Search the records below for the word "accensione" and show every line where it occurs.
----
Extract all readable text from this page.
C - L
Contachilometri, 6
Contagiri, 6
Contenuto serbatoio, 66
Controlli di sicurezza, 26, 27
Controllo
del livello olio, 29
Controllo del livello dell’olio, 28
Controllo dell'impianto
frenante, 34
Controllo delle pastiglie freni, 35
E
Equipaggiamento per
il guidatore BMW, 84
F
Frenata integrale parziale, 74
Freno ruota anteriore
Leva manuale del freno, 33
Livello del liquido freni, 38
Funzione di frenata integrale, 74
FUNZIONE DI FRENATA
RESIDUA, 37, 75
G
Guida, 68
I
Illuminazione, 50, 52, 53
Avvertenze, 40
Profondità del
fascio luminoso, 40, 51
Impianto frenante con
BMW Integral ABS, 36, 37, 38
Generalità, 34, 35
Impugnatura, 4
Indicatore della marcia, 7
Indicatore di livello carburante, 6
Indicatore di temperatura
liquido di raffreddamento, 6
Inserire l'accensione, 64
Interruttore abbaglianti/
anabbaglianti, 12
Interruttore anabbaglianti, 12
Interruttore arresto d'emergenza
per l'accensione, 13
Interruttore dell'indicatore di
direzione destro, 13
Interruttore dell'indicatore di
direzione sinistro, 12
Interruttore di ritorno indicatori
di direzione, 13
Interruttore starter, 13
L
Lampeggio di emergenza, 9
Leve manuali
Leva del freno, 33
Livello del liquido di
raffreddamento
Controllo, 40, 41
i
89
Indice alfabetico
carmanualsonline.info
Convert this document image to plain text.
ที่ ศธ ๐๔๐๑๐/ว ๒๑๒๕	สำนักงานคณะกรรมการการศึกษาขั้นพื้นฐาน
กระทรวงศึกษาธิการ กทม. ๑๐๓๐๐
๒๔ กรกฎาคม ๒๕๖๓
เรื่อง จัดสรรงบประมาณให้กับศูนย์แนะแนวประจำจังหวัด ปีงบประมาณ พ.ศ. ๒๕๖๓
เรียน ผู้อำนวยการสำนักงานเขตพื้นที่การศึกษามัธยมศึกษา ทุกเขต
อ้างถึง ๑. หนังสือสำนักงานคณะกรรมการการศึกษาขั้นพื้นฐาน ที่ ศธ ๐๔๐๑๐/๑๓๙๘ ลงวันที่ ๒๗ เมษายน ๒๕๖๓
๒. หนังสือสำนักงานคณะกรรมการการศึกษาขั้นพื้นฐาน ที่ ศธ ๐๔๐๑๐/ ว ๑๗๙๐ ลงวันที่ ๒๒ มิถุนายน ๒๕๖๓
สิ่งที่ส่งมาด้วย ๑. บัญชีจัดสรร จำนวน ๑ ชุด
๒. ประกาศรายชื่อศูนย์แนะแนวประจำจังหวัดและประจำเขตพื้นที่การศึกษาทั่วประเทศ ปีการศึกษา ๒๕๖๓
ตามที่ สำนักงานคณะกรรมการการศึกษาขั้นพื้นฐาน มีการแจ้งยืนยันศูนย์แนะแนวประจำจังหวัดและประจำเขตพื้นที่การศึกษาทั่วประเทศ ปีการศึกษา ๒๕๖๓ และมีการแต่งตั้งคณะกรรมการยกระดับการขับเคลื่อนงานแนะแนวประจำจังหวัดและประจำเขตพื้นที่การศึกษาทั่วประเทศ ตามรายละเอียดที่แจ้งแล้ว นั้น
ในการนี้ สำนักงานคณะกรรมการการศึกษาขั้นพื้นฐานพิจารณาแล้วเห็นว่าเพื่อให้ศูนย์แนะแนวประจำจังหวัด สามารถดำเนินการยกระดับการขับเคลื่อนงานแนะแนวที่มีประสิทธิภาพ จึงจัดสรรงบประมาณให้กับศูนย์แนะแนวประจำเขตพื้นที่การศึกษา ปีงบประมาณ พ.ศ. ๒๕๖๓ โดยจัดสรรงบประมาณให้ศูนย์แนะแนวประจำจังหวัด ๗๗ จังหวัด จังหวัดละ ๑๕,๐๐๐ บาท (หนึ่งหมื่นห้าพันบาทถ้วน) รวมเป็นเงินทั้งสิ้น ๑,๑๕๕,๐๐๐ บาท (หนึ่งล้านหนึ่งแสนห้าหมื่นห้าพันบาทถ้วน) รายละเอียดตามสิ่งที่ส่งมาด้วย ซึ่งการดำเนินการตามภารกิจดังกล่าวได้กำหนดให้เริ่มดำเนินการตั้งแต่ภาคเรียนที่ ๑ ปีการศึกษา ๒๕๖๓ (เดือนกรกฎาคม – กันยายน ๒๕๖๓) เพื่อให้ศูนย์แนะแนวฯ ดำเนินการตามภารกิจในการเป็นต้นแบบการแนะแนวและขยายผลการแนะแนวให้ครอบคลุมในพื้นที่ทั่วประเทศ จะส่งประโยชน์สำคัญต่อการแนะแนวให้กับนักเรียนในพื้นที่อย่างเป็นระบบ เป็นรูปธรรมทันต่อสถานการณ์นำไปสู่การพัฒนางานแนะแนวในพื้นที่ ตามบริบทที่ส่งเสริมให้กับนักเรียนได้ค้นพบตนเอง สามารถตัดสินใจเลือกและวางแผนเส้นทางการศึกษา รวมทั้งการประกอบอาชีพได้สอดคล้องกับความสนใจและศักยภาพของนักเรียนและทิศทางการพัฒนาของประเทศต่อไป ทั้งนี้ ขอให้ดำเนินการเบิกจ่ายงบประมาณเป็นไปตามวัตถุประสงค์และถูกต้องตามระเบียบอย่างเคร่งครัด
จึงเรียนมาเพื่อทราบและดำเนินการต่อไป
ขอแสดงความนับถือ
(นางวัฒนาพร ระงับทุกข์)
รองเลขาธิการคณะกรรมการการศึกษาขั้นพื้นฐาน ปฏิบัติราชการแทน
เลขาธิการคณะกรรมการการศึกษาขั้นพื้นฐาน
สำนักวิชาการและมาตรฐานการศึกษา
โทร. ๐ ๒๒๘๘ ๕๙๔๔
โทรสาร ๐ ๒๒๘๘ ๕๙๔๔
----
*TASK RESULT:*
Inserire l'accensione, 64
per l'accensione, 13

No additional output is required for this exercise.